DATASET ENTRIES:
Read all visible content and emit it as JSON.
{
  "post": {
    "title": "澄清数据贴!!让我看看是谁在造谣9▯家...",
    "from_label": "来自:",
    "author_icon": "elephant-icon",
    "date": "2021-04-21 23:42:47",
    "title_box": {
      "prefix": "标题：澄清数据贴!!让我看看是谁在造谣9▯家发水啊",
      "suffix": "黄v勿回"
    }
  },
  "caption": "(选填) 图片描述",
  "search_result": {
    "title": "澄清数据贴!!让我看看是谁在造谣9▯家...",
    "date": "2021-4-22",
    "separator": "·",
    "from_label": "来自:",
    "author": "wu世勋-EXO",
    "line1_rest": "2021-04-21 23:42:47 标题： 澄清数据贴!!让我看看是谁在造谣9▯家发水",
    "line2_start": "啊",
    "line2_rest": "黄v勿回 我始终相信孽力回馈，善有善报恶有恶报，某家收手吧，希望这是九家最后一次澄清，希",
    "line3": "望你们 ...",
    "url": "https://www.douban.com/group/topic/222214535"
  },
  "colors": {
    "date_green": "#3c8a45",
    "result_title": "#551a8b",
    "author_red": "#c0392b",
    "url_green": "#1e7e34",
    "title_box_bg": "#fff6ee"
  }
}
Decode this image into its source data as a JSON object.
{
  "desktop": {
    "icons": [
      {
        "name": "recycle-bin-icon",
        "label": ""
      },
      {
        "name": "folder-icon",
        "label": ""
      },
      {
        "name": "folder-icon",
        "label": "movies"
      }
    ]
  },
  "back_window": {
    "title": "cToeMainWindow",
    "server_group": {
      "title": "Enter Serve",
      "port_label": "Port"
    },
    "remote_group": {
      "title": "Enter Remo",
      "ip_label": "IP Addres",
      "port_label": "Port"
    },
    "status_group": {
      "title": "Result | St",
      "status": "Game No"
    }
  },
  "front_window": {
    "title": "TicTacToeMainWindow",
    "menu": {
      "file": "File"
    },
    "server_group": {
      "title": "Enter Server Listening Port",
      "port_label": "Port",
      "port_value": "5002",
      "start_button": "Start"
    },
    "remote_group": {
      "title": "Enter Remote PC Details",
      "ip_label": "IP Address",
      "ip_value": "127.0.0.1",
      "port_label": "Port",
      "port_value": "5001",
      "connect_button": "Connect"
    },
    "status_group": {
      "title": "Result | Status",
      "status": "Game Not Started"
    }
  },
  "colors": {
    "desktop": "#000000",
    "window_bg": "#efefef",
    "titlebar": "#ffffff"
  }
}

EXERCISE GOAL: Give back exactly the lines from the line containing "Decode this image" to the end of the entries, and no other lines.

TASK SOLUTION:
Decode this image into its source data as a JSON object.
{
  "desktop": {
    "icons": [
      {
        "name": "recycle-bin-icon",
        "label": ""
      },
      {
        "name": "folder-icon",
        "label": ""
      },
      {
        "name": "folder-icon",
        "label": "movies"
      }
    ]
  },
  "back_window": {
    "title": "cToeMainWindow",
    "server_group": {
      "title": "Enter Serve",
      "port_label": "Port"
    },
    "remote_group": {
      "title": "Enter Remo",
      "ip_label": "IP Addres",
      "port_label": "Port"
    },
    "status_group": {
      "title": "Result | St",
      "status": "Game No"
    }
  },
  "front_window": {
    "title": "TicTacToeMainWindow",
    "menu": {
      "file": "File"
    },
    "server_group": {
      "title": "Enter Server Listening Port",
      "port_label": "Port",
      "port_value": "5002",
      "start_button": "Start"
    },
    "remote_group": {
      "title": "Enter Remote PC Details",
      "ip_label": "IP Address",
      "ip_value": "127.0.0.1",
      "port_label": "Port",
      "port_value": "5001",
      "connect_button": "Connect"
    },
    "status_group": {
      "title": "Result | Status",
      "status": "Game Not Started"
    }
  },
  "colors": {
    "desktop": "#000000",
    "window_bg": "#efefef",
    "titlebar": "#ffffff"
  }
}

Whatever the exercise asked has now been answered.